§ Entries shown
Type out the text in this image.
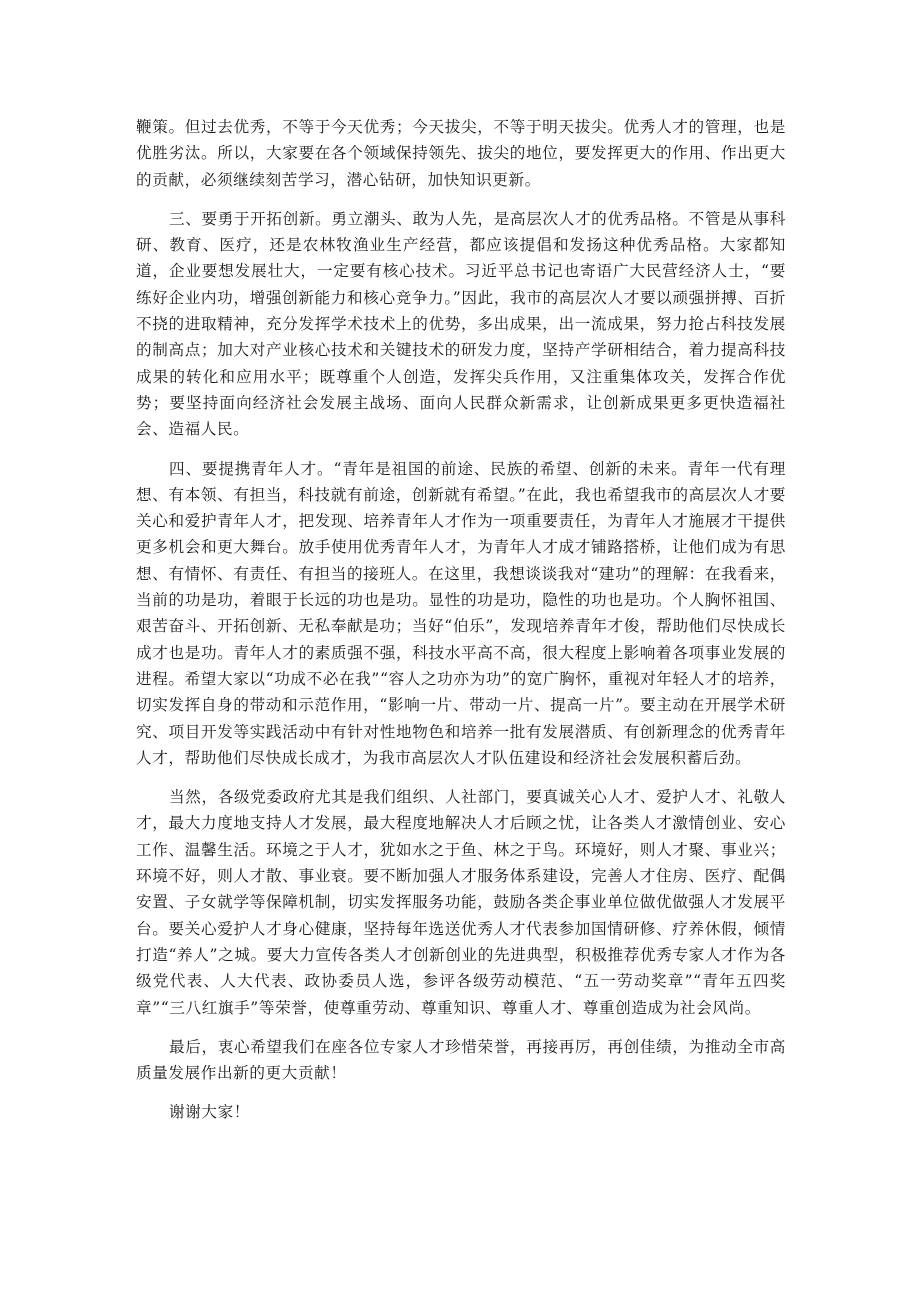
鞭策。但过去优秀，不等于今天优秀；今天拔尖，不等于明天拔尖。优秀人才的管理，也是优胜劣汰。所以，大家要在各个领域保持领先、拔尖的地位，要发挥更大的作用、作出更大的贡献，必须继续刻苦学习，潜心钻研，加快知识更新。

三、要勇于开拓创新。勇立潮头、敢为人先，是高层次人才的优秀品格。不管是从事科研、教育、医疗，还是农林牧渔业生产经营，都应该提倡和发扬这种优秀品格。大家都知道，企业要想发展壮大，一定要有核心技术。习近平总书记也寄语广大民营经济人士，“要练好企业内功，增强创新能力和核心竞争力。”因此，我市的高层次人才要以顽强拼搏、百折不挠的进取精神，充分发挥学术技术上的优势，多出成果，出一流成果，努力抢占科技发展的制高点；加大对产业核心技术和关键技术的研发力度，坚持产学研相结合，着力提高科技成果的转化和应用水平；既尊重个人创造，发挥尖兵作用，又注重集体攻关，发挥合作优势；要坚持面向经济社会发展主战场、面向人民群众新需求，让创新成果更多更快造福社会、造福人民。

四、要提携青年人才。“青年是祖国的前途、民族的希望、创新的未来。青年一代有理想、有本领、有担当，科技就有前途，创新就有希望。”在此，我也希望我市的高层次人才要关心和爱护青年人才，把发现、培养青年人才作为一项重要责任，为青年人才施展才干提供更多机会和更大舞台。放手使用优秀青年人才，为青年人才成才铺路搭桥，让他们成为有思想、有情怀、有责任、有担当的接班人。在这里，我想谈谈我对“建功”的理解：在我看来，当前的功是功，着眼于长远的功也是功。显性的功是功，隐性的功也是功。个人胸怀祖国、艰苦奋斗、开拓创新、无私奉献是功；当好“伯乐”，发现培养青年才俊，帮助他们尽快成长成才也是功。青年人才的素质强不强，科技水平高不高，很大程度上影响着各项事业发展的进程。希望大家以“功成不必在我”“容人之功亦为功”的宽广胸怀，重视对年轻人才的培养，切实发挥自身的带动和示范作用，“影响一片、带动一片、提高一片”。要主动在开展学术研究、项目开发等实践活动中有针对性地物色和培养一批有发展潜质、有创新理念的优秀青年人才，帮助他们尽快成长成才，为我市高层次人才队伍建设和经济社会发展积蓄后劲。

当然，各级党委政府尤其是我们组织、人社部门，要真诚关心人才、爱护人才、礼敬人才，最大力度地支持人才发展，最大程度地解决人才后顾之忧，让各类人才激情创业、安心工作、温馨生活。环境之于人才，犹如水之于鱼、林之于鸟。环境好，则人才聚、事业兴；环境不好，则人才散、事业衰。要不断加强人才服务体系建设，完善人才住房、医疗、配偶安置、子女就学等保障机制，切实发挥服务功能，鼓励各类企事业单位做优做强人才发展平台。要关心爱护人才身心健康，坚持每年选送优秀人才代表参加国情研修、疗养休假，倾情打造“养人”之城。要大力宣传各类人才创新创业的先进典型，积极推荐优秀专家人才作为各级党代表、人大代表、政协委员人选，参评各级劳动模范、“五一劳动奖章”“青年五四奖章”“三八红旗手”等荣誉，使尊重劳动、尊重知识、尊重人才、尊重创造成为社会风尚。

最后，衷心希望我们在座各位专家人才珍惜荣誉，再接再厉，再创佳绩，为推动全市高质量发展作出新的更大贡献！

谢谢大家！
==
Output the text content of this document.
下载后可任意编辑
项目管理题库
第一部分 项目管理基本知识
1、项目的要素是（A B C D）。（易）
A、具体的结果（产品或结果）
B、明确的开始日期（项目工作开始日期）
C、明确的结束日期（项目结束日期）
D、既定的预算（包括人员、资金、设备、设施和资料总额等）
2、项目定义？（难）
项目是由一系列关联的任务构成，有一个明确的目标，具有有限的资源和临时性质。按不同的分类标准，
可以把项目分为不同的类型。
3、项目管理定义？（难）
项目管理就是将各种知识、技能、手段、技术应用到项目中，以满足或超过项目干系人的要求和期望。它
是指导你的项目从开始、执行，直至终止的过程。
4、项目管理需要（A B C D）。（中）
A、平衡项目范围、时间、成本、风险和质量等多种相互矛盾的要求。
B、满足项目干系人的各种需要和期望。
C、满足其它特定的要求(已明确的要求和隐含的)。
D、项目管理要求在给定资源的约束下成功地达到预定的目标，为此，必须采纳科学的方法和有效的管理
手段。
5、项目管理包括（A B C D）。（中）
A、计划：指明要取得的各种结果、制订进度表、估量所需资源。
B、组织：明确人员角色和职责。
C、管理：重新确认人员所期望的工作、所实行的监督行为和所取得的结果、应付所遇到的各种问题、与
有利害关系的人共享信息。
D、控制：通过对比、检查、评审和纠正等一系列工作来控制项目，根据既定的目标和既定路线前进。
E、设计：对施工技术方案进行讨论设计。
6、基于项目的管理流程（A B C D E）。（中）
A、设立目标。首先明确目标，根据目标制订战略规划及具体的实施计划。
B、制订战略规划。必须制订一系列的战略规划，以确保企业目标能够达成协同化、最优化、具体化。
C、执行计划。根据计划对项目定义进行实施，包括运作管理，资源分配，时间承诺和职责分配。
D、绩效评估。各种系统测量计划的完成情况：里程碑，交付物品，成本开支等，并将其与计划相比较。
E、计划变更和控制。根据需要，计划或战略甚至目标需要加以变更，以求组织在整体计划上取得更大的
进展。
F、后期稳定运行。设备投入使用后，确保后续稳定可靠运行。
---
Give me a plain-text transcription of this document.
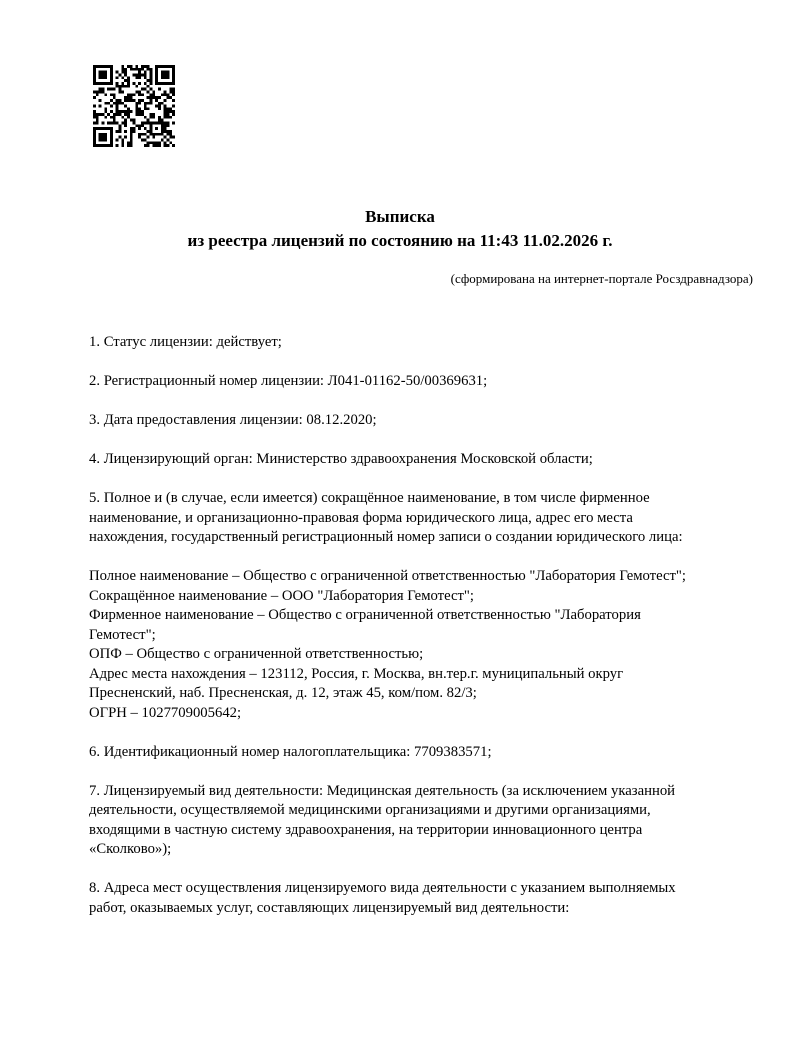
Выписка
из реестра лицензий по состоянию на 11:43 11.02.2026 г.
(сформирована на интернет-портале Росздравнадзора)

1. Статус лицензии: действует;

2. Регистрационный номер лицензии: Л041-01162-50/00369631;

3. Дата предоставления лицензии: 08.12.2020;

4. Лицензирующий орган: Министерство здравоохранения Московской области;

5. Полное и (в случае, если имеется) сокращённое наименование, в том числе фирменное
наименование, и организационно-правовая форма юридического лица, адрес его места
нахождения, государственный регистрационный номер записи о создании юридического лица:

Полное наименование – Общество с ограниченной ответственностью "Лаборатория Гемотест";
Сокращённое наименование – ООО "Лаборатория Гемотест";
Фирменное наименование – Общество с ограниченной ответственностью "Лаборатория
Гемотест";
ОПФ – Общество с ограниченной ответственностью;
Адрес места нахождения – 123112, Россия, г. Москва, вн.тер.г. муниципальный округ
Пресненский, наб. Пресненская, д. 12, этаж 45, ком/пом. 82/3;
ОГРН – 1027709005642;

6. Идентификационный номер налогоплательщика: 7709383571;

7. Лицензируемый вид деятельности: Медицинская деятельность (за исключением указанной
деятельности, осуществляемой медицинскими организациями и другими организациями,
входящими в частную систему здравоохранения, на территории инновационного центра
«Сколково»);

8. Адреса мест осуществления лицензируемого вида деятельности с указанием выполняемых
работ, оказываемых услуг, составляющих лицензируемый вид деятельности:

§ The exercise
Within the data above, pick out all lines holding the word "this".

§ Written response
Type out the text in this image.
Output the text content of this document.
Give me a plain-text transcription of this document.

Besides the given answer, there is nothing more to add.